* TO BE DONE
Look for the string "with" and copy every line that has it.

* EXERCISE DATA
## begin

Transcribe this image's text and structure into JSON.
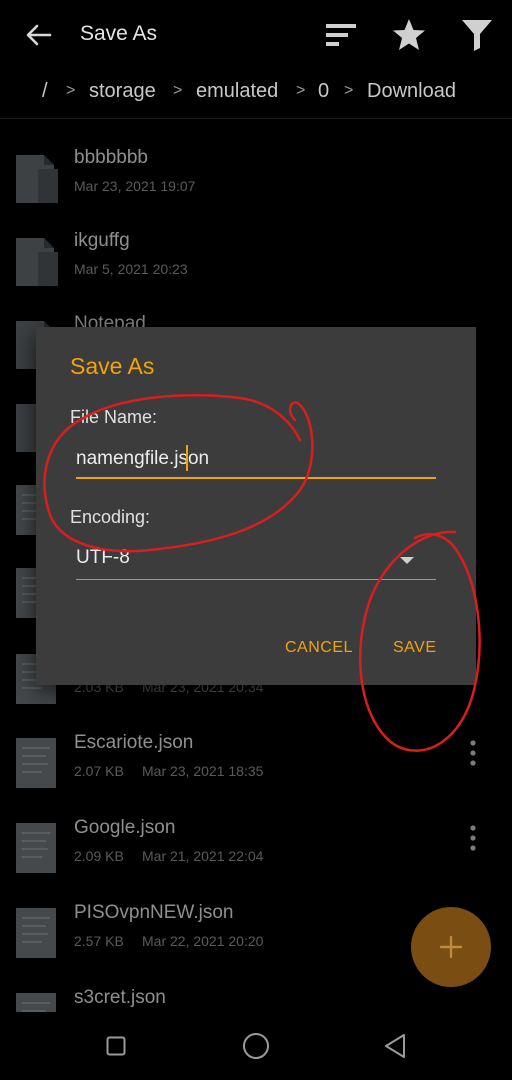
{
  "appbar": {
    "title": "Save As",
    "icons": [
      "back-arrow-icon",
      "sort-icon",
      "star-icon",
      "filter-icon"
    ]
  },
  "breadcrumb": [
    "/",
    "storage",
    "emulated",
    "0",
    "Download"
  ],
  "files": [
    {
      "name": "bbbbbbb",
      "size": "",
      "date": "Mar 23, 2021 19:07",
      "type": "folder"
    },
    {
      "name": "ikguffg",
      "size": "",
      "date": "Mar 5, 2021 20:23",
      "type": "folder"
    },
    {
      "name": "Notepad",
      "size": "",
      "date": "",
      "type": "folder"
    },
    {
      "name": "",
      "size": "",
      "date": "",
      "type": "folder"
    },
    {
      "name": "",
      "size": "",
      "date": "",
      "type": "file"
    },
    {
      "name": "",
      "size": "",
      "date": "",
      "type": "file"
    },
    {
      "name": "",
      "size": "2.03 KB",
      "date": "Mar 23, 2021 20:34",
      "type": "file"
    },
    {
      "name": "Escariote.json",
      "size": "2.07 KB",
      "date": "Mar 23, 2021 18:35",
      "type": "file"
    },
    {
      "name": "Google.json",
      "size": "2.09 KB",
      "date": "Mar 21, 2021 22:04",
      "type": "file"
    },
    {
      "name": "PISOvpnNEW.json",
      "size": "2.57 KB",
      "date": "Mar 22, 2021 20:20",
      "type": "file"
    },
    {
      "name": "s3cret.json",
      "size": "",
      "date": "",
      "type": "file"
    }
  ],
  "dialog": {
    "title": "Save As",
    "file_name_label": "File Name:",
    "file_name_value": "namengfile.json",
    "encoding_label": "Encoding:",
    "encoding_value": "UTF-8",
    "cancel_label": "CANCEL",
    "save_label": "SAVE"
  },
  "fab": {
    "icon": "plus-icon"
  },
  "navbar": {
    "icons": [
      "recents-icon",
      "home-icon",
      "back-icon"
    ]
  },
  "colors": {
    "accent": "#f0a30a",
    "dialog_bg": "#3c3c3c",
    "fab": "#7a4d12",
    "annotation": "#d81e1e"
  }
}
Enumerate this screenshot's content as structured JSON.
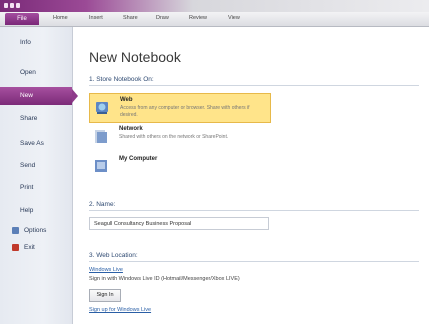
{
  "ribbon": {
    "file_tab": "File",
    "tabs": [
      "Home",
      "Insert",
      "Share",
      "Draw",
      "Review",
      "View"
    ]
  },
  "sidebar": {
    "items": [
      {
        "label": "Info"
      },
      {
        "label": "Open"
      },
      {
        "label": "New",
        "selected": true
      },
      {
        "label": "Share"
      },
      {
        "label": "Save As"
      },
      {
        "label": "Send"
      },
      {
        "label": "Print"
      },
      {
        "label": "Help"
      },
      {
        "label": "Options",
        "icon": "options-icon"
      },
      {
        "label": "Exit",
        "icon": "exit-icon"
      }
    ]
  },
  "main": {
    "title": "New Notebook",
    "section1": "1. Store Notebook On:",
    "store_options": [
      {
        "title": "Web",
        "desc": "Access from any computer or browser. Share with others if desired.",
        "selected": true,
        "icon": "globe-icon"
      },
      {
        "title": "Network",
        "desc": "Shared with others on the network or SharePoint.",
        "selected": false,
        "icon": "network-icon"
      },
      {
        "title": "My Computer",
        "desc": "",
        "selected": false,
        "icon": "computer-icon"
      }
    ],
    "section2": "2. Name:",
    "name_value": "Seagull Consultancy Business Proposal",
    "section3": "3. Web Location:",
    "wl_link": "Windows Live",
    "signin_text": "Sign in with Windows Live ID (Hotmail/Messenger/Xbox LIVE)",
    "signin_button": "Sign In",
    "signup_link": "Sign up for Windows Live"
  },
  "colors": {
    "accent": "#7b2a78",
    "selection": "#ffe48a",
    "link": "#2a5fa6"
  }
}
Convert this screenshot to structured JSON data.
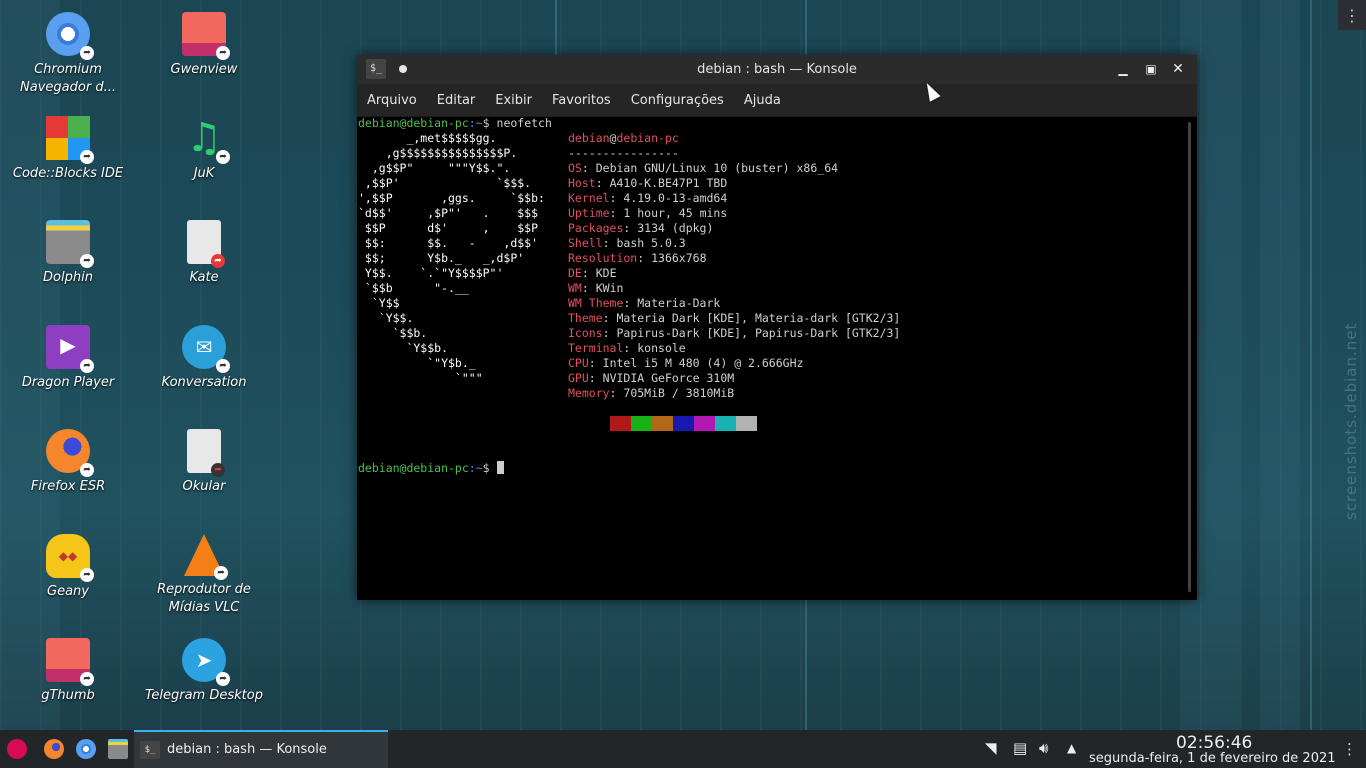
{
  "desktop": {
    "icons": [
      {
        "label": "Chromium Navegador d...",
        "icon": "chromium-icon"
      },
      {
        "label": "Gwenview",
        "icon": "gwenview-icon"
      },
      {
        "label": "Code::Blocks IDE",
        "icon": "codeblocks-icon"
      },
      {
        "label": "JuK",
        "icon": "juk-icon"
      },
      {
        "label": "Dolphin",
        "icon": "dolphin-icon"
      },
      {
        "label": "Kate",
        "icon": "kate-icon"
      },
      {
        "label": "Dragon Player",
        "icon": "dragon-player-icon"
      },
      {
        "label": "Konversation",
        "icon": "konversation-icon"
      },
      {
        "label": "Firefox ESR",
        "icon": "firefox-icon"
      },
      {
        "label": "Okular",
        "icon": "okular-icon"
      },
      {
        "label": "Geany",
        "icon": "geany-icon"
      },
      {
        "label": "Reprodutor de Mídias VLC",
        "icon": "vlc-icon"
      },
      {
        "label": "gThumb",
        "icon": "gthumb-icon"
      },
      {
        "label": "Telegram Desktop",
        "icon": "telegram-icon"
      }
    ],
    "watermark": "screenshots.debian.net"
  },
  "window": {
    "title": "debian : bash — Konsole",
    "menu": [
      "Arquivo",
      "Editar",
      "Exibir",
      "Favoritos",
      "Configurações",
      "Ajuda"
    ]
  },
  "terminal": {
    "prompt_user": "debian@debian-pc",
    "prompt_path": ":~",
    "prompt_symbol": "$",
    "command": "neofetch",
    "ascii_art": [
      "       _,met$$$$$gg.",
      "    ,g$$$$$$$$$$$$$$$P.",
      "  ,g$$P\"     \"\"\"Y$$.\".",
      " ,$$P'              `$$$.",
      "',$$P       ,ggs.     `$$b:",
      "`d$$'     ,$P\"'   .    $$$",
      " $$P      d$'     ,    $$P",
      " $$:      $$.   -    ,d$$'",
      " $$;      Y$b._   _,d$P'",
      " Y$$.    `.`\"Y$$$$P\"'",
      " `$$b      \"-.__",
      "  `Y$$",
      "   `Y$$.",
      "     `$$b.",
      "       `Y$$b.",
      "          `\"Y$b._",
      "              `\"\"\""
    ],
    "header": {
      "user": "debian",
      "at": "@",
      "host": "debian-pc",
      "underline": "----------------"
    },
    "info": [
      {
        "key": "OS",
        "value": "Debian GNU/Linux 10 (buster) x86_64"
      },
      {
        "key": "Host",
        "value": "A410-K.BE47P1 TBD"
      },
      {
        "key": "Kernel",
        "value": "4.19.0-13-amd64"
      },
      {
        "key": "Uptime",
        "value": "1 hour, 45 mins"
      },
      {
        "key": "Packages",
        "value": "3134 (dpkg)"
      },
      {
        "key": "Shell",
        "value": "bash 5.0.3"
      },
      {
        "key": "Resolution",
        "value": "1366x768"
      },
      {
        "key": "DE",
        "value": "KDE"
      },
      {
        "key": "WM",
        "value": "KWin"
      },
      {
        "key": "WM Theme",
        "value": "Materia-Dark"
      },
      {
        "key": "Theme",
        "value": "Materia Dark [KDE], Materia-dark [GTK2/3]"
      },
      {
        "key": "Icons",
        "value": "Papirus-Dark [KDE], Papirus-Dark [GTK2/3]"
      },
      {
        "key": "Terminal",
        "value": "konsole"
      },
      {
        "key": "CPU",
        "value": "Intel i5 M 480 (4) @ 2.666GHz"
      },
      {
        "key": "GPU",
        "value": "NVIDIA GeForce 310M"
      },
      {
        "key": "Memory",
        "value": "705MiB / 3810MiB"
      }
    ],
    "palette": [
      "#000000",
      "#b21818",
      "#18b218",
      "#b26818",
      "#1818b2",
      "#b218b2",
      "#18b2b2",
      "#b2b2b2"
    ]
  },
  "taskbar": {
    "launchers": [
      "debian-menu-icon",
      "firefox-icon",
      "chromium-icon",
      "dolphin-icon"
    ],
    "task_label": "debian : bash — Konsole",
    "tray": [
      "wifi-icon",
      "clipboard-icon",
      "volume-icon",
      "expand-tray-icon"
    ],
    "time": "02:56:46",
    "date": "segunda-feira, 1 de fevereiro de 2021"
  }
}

## end

* EXPECTED ANSWER
        "desc": "Access from any computer or browser. Share with others if desired.",
        "desc": "Shared with others on the network or SharePoint.",
    "signin_text": "Sign in with Windows Live ID (Hotmail/Messenger/Xbox LIVE)",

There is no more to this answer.